DATA EXTRACT:
=======

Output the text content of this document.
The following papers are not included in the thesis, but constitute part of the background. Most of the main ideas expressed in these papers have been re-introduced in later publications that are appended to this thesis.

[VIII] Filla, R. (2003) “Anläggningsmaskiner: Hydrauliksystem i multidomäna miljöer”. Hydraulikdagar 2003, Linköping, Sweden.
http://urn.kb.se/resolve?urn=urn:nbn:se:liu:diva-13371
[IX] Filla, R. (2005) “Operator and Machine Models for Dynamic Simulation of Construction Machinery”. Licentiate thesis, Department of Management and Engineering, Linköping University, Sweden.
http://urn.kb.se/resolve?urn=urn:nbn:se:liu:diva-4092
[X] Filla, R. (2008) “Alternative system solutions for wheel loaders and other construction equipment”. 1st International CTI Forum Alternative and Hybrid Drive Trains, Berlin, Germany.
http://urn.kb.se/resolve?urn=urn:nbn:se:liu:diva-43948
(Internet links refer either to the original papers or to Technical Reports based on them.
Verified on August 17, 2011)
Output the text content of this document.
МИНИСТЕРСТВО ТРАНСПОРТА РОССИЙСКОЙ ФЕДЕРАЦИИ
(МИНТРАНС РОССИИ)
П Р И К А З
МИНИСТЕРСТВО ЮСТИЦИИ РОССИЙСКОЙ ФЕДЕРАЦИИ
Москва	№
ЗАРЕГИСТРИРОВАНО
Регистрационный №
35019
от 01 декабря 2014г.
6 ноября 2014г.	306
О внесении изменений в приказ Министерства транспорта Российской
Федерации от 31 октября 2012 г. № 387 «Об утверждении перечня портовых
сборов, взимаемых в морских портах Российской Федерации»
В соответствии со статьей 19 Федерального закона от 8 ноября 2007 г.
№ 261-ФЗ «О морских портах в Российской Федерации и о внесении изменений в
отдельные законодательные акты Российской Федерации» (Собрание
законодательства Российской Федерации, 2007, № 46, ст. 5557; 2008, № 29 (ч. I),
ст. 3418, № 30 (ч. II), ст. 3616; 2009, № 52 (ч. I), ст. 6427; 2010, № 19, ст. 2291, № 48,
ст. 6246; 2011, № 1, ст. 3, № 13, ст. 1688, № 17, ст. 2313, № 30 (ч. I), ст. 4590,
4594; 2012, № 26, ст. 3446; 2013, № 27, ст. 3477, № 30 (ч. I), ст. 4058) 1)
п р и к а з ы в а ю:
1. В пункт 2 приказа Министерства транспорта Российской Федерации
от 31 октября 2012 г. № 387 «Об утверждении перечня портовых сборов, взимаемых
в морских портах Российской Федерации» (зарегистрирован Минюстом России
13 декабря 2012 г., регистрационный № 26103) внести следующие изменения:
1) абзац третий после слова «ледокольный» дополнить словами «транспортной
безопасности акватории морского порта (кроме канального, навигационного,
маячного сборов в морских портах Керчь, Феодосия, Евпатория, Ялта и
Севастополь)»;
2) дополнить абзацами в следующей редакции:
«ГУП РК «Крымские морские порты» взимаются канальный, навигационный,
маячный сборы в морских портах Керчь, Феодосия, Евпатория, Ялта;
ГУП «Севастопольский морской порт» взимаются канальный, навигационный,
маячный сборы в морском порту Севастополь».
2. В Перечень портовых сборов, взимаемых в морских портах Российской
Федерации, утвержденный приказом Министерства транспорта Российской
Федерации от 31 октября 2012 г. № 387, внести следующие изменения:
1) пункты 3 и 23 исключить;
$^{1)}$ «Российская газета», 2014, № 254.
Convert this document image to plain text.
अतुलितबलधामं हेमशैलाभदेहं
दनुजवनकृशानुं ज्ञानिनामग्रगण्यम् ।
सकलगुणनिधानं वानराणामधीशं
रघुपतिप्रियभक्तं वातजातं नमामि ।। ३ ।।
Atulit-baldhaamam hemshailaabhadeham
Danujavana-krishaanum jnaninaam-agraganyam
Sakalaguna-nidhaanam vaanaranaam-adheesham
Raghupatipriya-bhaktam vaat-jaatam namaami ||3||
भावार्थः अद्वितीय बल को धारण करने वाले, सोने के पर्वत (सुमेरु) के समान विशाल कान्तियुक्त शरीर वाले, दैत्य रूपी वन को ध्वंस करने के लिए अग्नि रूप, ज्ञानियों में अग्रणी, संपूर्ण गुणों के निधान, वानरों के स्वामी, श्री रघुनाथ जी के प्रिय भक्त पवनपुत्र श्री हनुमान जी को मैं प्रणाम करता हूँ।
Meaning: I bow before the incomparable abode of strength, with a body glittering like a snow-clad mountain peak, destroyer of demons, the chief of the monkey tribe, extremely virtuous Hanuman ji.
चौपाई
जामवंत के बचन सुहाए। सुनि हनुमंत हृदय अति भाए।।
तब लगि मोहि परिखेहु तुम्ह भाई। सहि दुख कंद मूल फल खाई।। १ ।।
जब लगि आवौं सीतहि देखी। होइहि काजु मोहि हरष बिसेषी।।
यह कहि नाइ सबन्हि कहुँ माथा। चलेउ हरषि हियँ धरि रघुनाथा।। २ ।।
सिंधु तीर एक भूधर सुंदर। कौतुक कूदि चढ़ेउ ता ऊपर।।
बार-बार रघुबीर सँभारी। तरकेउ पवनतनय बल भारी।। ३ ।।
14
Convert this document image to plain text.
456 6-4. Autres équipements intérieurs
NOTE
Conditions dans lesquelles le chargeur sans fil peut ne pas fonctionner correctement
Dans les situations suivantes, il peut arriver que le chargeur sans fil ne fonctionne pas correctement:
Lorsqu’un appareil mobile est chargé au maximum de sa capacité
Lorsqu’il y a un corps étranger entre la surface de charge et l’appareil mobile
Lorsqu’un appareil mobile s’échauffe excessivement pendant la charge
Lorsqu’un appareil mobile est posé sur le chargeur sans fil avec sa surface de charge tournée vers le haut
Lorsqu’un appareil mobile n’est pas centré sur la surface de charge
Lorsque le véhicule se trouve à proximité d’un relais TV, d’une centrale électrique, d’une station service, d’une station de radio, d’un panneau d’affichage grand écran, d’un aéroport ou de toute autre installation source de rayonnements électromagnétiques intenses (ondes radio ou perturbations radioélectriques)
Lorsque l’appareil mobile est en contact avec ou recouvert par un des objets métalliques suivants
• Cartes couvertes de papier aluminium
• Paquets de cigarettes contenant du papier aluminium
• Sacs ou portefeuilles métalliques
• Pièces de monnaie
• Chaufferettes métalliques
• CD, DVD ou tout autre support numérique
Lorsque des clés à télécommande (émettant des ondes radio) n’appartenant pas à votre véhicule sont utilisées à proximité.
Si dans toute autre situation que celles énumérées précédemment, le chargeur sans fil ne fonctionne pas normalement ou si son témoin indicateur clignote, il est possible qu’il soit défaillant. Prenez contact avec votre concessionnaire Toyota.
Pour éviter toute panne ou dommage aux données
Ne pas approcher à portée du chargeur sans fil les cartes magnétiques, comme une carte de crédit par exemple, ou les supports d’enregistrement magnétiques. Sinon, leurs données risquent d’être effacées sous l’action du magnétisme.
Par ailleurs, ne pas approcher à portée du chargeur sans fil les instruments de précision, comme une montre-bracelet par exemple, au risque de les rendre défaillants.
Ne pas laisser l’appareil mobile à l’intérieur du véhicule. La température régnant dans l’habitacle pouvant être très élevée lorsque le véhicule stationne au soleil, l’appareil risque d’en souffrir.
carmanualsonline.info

=======

SHORT PROBLEM: Write out the complete set of records exactly as given.

EXERCISE OUTPUT:
Output the text content of this document.
The following papers are not included in the thesis, but constitute part of the background. Most of the main ideas expressed in these papers have been re-introduced in later publications that are appended to this thesis.

[VIII] Filla, R. (2003) “Anläggningsmaskiner: Hydrauliksystem i multidomäna miljöer”. Hydraulikdagar 2003, Linköping, Sweden.
http://urn.kb.se/resolve?urn=urn:nbn:se:liu:diva-13371
[IX] Filla, R. (2005) “Operator and Machine Models for Dynamic Simulation of Construction Machinery”. Licentiate thesis, Department of Management and Engineering, Linköping University, Sweden.
http://urn.kb.se/resolve?urn=urn:nbn:se:liu:diva-4092
[X] Filla, R. (2008) “Alternative system solutions for wheel loaders and other construction equipment”. 1st International CTI Forum Alternative and Hybrid Drive Trains, Berlin, Germany.
http://urn.kb.se/resolve?urn=urn:nbn:se:liu:diva-43948
(Internet links refer either to the original papers or to Technical Reports based on them.
Verified on August 17, 2011)
Output the text content of this document.
МИНИСТЕРСТВО ТРАНСПОРТА РОССИЙСКОЙ ФЕДЕРАЦИИ
(МИНТРАНС РОССИИ)
П Р И К А З
МИНИСТЕРСТВО ЮСТИЦИИ РОССИЙСКОЙ ФЕДЕРАЦИИ
Москва	№
ЗАРЕГИСТРИРОВАНО
Регистрационный №
35019
от 01 декабря 2014г.
6 ноября 2014г.	306
О внесении изменений в приказ Министерства транспорта Российской
Федерации от 31 октября 2012 г. № 387 «Об утверждении перечня портовых
сборов, взимаемых в морских портах Российской Федерации»
В соответствии со статьей 19 Федерального закона от 8 ноября 2007 г.
№ 261-ФЗ «О морских портах в Российской Федерации и о внесении изменений в
отдельные законодательные акты Российской Федерации» (Собрание
законодательства Российской Федерации, 2007, № 46, ст. 5557; 2008, № 29 (ч. I),
ст. 3418, № 30 (ч. II), ст. 3616; 2009, № 52 (ч. I), ст. 6427; 2010, № 19, ст. 2291, № 48,
ст. 6246; 2011, № 1, ст. 3, № 13, ст. 1688, № 17, ст. 2313, № 30 (ч. I), ст. 4590,
4594; 2012, № 26, ст. 3446; 2013, № 27, ст. 3477, № 30 (ч. I), ст. 4058) 1)
п р и к а з ы в а ю:
1. В пункт 2 приказа Министерства транспорта Российской Федерации
от 31 октября 2012 г. № 387 «Об утверждении перечня портовых сборов, взимаемых
в морских портах Российской Федерации» (зарегистрирован Минюстом России
13 декабря 2012 г., регистрационный № 26103) внести следующие изменения:
1) абзац третий после слова «ледокольный» дополнить словами «транспортной
безопасности акватории морского порта (кроме канального, навигационного,
маячного сборов в морских портах Керчь, Феодосия, Евпатория, Ялта и
Севастополь)»;
2) дополнить абзацами в следующей редакции:
«ГУП РК «Крымские морские порты» взимаются канальный, навигационный,
маячный сборы в морских портах Керчь, Феодосия, Евпатория, Ялта;
ГУП «Севастопольский морской порт» взимаются канальный, навигационный,
маячный сборы в морском порту Севастополь».
2. В Перечень портовых сборов, взимаемых в морских портах Российской
Федерации, утвержденный приказом Министерства транспорта Российской
Федерации от 31 октября 2012 г. № 387, внести следующие изменения:
1) пункты 3 и 23 исключить;
$^{1)}$ «Российская газета», 2014, № 254.
Convert this document image to plain text.
अतुलितबलधामं हेमशैलाभदेहं
दनुजवनकृशानुं ज्ञानिनामग्रगण्यम् ।
सकलगुणनिधानं वानराणामधीशं
रघुपतिप्रियभक्तं वातजातं नमामि ।। ३ ।।
Atulit-baldhaamam hemshailaabhadeham
Danujavana-krishaanum jnaninaam-agraganyam
Sakalaguna-nidhaanam vaanaranaam-adheesham
Raghupatipriya-bhaktam vaat-jaatam namaami ||3||
भावार्थः अद्वितीय बल को धारण करने वाले, सोने के पर्वत (सुमेरु) के समान विशाल कान्तियुक्त शरीर वाले, दैत्य रूपी वन को ध्वंस करने के लिए अग्नि रूप, ज्ञानियों में अग्रणी, संपूर्ण गुणों के निधान, वानरों के स्वामी, श्री रघुनाथ जी के प्रिय भक्त पवनपुत्र श्री हनुमान जी को मैं प्रणाम करता हूँ।
Meaning: I bow before the incomparable abode of strength, with a body glittering like a snow-clad mountain peak, destroyer of demons, the chief of the monkey tribe, extremely virtuous Hanuman ji.
चौपाई
जामवंत के बचन सुहाए। सुनि हनुमंत हृदय अति भाए।।
तब लगि मोहि परिखेहु तुम्ह भाई। सहि दुख कंद मूल फल खाई।। १ ।।
जब लगि आवौं सीतहि देखी। होइहि काजु मोहि हरष बिसेषी।।
यह कहि नाइ सबन्हि कहुँ माथा। चलेउ हरषि हियँ धरि रघुनाथा।। २ ।।
सिंधु तीर एक भूधर सुंदर। कौतुक कूदि चढ़ेउ ता ऊपर।।
बार-बार रघुबीर सँभारी। तरकेउ पवनतनय बल भारी।। ३ ।।
14
Convert this document image to plain text.
456 6-4. Autres équipements intérieurs
NOTE
Conditions dans lesquelles le chargeur sans fil peut ne pas fonctionner correctement
Dans les situations suivantes, il peut arriver que le chargeur sans fil ne fonctionne pas correctement:
Lorsqu’un appareil mobile est chargé au maximum de sa capacité
Lorsqu’il y a un corps étranger entre la surface de charge et l’appareil mobile
Lorsqu’un appareil mobile s’échauffe excessivement pendant la charge
Lorsqu’un appareil mobile est posé sur le chargeur sans fil avec sa surface de charge tournée vers le haut
Lorsqu’un appareil mobile n’est pas centré sur la surface de charge
Lorsque le véhicule se trouve à proximité d’un relais TV, d’une centrale électrique, d’une station service, d’une station de radio, d’un panneau d’affichage grand écran, d’un aéroport ou de toute autre installation source de rayonnements électromagnétiques intenses (ondes radio ou perturbations radioélectriques)
Lorsque l’appareil mobile est en contact avec ou recouvert par un des objets métalliques suivants
• Cartes couvertes de papier aluminium
• Paquets de cigarettes contenant du papier aluminium
• Sacs ou portefeuilles métalliques
• Pièces de monnaie
• Chaufferettes métalliques
• CD, DVD ou tout autre support numérique
Lorsque des clés à télécommande (émettant des ondes radio) n’appartenant pas à votre véhicule sont utilisées à proximité.
Si dans toute autre situation que celles énumérées précédemment, le chargeur sans fil ne fonctionne pas normalement ou si son témoin indicateur clignote, il est possible qu’il soit défaillant. Prenez contact avec votre concessionnaire Toyota.
Pour éviter toute panne ou dommage aux données
Ne pas approcher à portée du chargeur sans fil les cartes magnétiques, comme une carte de crédit par exemple, ou les supports d’enregistrement magnétiques. Sinon, leurs données risquent d’être effacées sous l’action du magnétisme.
Par ailleurs, ne pas approcher à portée du chargeur sans fil les instruments de précision, comme une montre-bracelet par exemple, au risque de les rendre défaillants.
Ne pas laisser l’appareil mobile à l’intérieur du véhicule. La température régnant dans l’habitacle pouvant être très élevée lorsque le véhicule stationne au soleil, l’appareil risque d’en souffrir.
carmanualsonline.info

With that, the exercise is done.